## BEGIN Records provided

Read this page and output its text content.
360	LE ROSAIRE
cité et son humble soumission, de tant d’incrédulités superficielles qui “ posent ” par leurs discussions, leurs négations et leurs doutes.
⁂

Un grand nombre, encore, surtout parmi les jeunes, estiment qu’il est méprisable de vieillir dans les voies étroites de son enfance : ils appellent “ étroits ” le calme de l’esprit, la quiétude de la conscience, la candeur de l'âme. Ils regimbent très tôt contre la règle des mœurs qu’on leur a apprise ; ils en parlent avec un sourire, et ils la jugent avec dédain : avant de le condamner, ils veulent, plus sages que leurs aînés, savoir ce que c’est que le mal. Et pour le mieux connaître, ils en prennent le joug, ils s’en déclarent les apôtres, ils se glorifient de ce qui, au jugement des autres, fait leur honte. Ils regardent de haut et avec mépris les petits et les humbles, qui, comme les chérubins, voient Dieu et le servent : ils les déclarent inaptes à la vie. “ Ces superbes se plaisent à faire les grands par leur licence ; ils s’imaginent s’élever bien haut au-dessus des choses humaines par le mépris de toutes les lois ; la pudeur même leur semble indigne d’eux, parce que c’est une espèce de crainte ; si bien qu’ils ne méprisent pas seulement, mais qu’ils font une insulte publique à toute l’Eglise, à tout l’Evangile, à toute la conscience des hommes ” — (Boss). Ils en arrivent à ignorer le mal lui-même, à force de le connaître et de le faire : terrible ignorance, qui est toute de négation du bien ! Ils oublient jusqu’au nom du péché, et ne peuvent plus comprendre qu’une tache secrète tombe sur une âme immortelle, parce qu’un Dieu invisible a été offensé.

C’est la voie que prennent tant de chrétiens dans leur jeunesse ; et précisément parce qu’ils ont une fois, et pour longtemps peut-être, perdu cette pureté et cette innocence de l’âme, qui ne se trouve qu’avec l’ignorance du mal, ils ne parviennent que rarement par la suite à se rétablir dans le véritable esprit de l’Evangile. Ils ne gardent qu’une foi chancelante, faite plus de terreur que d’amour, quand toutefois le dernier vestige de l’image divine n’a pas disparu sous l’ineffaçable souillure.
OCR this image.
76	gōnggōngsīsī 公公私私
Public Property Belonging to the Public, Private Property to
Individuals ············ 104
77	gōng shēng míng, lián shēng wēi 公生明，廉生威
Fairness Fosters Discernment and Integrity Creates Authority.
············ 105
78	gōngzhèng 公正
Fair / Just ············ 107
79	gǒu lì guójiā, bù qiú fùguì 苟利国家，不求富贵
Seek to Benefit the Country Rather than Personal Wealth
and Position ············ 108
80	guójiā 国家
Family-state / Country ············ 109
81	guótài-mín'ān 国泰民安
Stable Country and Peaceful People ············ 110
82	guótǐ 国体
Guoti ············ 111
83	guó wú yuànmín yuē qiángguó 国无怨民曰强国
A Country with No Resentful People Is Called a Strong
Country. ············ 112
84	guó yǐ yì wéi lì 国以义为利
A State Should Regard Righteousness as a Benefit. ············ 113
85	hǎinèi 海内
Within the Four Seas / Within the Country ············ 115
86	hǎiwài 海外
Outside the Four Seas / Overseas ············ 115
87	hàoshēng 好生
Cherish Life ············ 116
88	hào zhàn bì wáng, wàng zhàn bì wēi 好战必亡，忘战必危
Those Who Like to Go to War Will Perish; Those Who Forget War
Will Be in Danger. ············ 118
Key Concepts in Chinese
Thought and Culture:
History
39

## END Records provided

● Task to complete: Filter out all lines lacking the word "Four" and copy the rest.

● The answer:
Within the Four Seas / Within the Country ············ 115
Outside the Four Seas / Overseas ············ 115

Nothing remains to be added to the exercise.